#### [RECORD EXTRACTS]
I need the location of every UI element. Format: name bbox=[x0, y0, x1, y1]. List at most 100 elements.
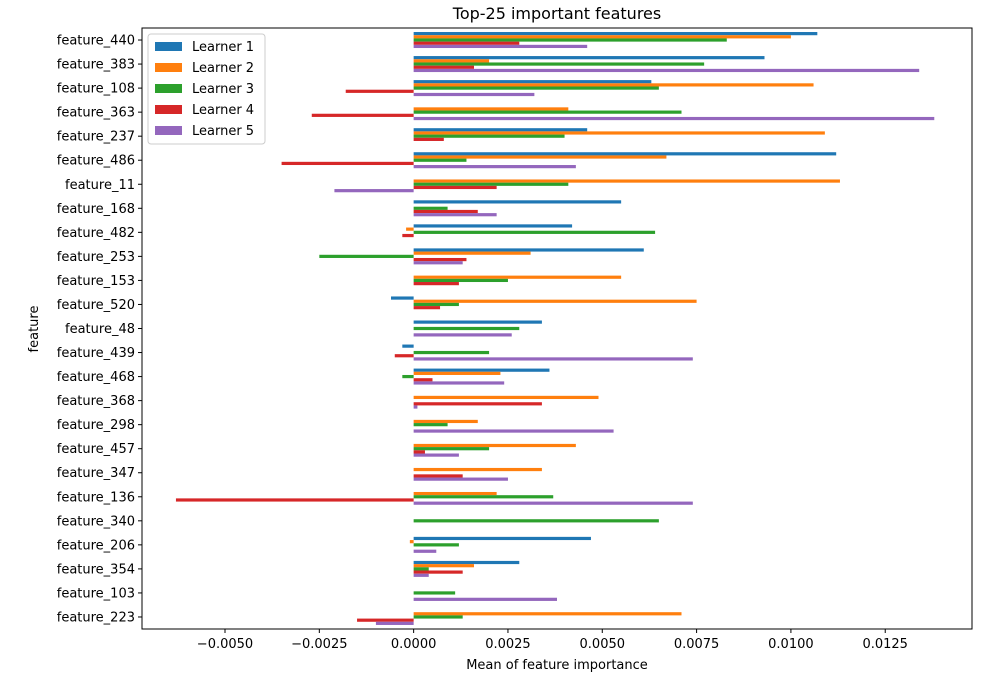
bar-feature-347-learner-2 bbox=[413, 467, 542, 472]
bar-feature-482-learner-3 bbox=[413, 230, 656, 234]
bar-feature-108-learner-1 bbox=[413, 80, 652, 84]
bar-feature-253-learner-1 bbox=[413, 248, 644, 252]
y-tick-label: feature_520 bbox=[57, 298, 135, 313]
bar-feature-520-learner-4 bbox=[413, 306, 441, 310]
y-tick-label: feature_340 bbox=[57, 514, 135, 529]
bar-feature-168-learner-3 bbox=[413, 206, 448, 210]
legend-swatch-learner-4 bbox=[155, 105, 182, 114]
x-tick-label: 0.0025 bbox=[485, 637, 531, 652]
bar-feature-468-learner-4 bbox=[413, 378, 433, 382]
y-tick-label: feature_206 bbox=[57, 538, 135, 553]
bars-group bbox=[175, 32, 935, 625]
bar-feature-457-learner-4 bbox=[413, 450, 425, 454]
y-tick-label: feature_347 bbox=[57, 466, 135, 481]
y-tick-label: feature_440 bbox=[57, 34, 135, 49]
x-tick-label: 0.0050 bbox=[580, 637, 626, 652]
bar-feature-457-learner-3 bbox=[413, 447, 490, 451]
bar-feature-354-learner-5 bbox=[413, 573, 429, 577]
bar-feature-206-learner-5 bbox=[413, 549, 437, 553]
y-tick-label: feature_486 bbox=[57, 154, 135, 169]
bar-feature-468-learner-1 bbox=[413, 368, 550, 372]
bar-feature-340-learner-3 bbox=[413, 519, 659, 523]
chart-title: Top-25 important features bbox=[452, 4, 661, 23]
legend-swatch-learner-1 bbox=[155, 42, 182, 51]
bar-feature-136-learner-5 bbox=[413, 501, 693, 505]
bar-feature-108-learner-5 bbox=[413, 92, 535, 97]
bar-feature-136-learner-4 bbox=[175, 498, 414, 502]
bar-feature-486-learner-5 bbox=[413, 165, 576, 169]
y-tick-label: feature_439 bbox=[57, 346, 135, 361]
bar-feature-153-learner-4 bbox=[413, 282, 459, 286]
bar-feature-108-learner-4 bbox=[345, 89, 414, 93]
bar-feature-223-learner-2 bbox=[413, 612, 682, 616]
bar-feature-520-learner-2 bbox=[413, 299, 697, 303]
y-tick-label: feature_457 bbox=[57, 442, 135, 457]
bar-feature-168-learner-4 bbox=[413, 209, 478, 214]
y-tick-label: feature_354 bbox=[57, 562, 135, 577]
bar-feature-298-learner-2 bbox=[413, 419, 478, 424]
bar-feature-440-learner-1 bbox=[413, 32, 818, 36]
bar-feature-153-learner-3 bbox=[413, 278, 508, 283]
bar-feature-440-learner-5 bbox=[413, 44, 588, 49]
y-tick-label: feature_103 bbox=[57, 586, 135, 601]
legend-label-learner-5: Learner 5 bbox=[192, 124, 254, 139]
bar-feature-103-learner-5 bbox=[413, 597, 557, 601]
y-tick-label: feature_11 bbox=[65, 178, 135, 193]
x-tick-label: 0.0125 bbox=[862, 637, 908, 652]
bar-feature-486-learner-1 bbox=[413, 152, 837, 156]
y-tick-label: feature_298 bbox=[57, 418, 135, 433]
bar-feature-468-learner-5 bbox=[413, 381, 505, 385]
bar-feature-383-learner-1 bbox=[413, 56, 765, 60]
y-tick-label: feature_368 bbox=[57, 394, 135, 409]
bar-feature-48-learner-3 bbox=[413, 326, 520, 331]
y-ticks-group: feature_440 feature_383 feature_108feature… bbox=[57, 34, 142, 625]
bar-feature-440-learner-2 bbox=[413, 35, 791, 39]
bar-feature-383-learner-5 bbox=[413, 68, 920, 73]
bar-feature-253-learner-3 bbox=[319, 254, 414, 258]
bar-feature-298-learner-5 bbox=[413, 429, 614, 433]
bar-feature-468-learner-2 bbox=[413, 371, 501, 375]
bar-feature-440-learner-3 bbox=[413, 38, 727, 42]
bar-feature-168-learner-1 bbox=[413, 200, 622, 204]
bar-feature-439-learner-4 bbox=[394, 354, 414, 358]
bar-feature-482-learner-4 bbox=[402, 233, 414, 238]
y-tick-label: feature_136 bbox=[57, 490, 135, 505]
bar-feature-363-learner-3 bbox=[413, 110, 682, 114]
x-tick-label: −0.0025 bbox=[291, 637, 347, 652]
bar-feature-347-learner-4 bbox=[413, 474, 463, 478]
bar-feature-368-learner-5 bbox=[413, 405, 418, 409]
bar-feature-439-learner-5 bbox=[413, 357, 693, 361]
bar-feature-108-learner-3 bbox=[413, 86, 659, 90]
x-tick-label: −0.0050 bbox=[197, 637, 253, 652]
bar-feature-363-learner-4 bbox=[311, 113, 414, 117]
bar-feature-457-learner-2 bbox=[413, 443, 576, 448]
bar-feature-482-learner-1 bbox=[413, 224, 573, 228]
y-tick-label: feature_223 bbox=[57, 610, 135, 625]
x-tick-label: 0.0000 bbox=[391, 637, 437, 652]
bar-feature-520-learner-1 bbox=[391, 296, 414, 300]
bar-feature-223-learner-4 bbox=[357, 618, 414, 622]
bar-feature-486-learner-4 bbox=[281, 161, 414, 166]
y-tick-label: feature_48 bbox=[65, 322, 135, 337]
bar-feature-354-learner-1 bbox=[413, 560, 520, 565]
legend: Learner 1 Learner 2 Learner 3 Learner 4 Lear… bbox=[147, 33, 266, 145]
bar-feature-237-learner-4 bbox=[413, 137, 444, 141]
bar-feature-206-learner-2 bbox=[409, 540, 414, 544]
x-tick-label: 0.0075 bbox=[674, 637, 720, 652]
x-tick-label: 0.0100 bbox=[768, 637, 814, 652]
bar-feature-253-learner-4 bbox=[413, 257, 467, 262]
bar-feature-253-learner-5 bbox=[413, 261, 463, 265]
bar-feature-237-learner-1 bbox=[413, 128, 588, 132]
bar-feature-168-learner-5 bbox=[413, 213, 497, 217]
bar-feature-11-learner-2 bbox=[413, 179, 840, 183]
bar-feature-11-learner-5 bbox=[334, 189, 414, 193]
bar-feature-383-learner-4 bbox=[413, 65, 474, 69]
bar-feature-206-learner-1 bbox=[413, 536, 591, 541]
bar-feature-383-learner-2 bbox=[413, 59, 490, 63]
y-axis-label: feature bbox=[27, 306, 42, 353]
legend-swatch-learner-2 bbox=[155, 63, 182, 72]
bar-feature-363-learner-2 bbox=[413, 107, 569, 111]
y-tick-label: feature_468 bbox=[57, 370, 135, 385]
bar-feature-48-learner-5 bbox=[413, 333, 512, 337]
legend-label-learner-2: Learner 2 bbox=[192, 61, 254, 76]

#### [TASK PROMPT]
Please write out all the records above exactly as they appear, line for line, and leave the pictures out.

#### [THE RESPONSE]
I need the location of every UI element. Format: name bbox=[x0, y0, x1, y1]. List at most 100 elements.
bar-feature-347-learner-2 bbox=[413, 467, 542, 472]
bar-feature-482-learner-3 bbox=[413, 230, 656, 234]
bar-feature-108-learner-1 bbox=[413, 80, 652, 84]
bar-feature-253-learner-1 bbox=[413, 248, 644, 252]
y-tick-label: feature_520 bbox=[57, 298, 135, 313]
bar-feature-520-learner-4 bbox=[413, 306, 441, 310]
y-tick-label: feature_340 bbox=[57, 514, 135, 529]
bar-feature-168-learner-3 bbox=[413, 206, 448, 210]
legend-swatch-learner-4 bbox=[155, 105, 182, 114]
x-tick-label: 0.0025 bbox=[485, 637, 531, 652]
bar-feature-468-learner-4 bbox=[413, 378, 433, 382]
y-tick-label: feature_206 bbox=[57, 538, 135, 553]
bars-group bbox=[175, 32, 935, 625]
bar-feature-457-learner-4 bbox=[413, 450, 425, 454]
y-tick-label: feature_347 bbox=[57, 466, 135, 481]
y-tick-label: feature_440 bbox=[57, 34, 135, 49]
x-tick-label: 0.0050 bbox=[580, 637, 626, 652]
bar-feature-457-learner-3 bbox=[413, 447, 490, 451]
bar-feature-354-learner-5 bbox=[413, 573, 429, 577]
bar-feature-206-learner-5 bbox=[413, 549, 437, 553]
y-tick-label: feature_486 bbox=[57, 154, 135, 169]
bar-feature-468-learner-1 bbox=[413, 368, 550, 372]
bar-feature-340-learner-3 bbox=[413, 519, 659, 523]
chart-title: Top-25 important features bbox=[452, 4, 661, 23]
legend-swatch-learner-1 bbox=[155, 42, 182, 51]
bar-feature-136-learner-5 bbox=[413, 501, 693, 505]
bar-feature-108-learner-5 bbox=[413, 92, 535, 97]
bar-feature-136-learner-4 bbox=[175, 498, 414, 502]
bar-feature-486-learner-5 bbox=[413, 165, 576, 169]
y-tick-label: feature_439 bbox=[57, 346, 135, 361]
bar-feature-153-learner-4 bbox=[413, 282, 459, 286]
bar-feature-108-learner-4 bbox=[345, 89, 414, 93]
bar-feature-223-learner-2 bbox=[413, 612, 682, 616]
bar-feature-520-learner-2 bbox=[413, 299, 697, 303]
y-tick-label: feature_457 bbox=[57, 442, 135, 457]
bar-feature-168-learner-4 bbox=[413, 209, 478, 214]
y-tick-label: feature_354 bbox=[57, 562, 135, 577]
bar-feature-298-learner-2 bbox=[413, 419, 478, 424]
bar-feature-440-learner-1 bbox=[413, 32, 818, 36]
bar-feature-153-learner-3 bbox=[413, 278, 508, 283]
bar-feature-440-learner-5 bbox=[413, 44, 588, 49]
y-tick-label: feature_103 bbox=[57, 586, 135, 601]
legend-label-learner-5: Learner 5 bbox=[192, 124, 254, 139]
bar-feature-103-learner-5 bbox=[413, 597, 557, 601]
y-tick-label: feature_11 bbox=[65, 178, 135, 193]
x-tick-label: 0.0125 bbox=[862, 637, 908, 652]
bar-feature-486-learner-1 bbox=[413, 152, 837, 156]
y-tick-label: feature_298 bbox=[57, 418, 135, 433]
bar-feature-468-learner-5 bbox=[413, 381, 505, 385]
bar-feature-383-learner-1 bbox=[413, 56, 765, 60]
y-tick-label: feature_368 bbox=[57, 394, 135, 409]
bar-feature-48-learner-3 bbox=[413, 326, 520, 331]
y-ticks-group: feature_440 feature_383 feature_108feature… bbox=[57, 34, 142, 625]
bar-feature-440-learner-2 bbox=[413, 35, 791, 39]
bar-feature-383-learner-5 bbox=[413, 68, 920, 73]
bar-feature-253-learner-3 bbox=[319, 254, 414, 258]
bar-feature-298-learner-5 bbox=[413, 429, 614, 433]
bar-feature-468-learner-2 bbox=[413, 371, 501, 375]
bar-feature-440-learner-3 bbox=[413, 38, 727, 42]
bar-feature-168-learner-1 bbox=[413, 200, 622, 204]
bar-feature-439-learner-4 bbox=[394, 354, 414, 358]
bar-feature-482-learner-4 bbox=[402, 233, 414, 238]
y-tick-label: feature_136 bbox=[57, 490, 135, 505]
bar-feature-363-learner-3 bbox=[413, 110, 682, 114]
x-tick-label: −0.0025 bbox=[291, 637, 347, 652]
bar-feature-347-learner-4 bbox=[413, 474, 463, 478]
bar-feature-368-learner-5 bbox=[413, 405, 418, 409]
bar-feature-439-learner-5 bbox=[413, 357, 693, 361]
bar-feature-108-learner-3 bbox=[413, 86, 659, 90]
x-tick-label: −0.0050 bbox=[197, 637, 253, 652]
bar-feature-363-learner-4 bbox=[311, 113, 414, 117]
bar-feature-457-learner-2 bbox=[413, 443, 576, 448]
bar-feature-482-learner-1 bbox=[413, 224, 573, 228]
y-tick-label: feature_223 bbox=[57, 610, 135, 625]
x-tick-label: 0.0000 bbox=[391, 637, 437, 652]
bar-feature-520-learner-1 bbox=[391, 296, 414, 300]
bar-feature-223-learner-4 bbox=[357, 618, 414, 622]
bar-feature-486-learner-4 bbox=[281, 161, 414, 166]
y-tick-label: feature_48 bbox=[65, 322, 135, 337]
bar-feature-354-learner-1 bbox=[413, 560, 520, 565]
legend: Learner 1 Learner 2 Learner 3 Learner 4 Lear… bbox=[147, 33, 266, 145]
bar-feature-237-learner-4 bbox=[413, 137, 444, 141]
bar-feature-206-learner-2 bbox=[409, 540, 414, 544]
x-tick-label: 0.0075 bbox=[674, 637, 720, 652]
x-tick-label: 0.0100 bbox=[768, 637, 814, 652]
bar-feature-253-learner-4 bbox=[413, 257, 467, 262]
bar-feature-253-learner-5 bbox=[413, 261, 463, 265]
bar-feature-237-learner-1 bbox=[413, 128, 588, 132]
bar-feature-168-learner-5 bbox=[413, 213, 497, 217]
bar-feature-11-learner-2 bbox=[413, 179, 840, 183]
bar-feature-11-learner-5 bbox=[334, 189, 414, 193]
bar-feature-383-learner-4 bbox=[413, 65, 474, 69]
bar-feature-206-learner-1 bbox=[413, 536, 591, 541]
bar-feature-383-learner-2 bbox=[413, 59, 490, 63]
y-axis-label: feature bbox=[27, 306, 42, 353]
legend-swatch-learner-2 bbox=[155, 63, 182, 72]
bar-feature-363-learner-2 bbox=[413, 107, 569, 111]
y-tick-label: feature_468 bbox=[57, 370, 135, 385]
bar-feature-48-learner-5 bbox=[413, 333, 512, 337]
legend-label-learner-2: Learner 2 bbox=[192, 61, 254, 76]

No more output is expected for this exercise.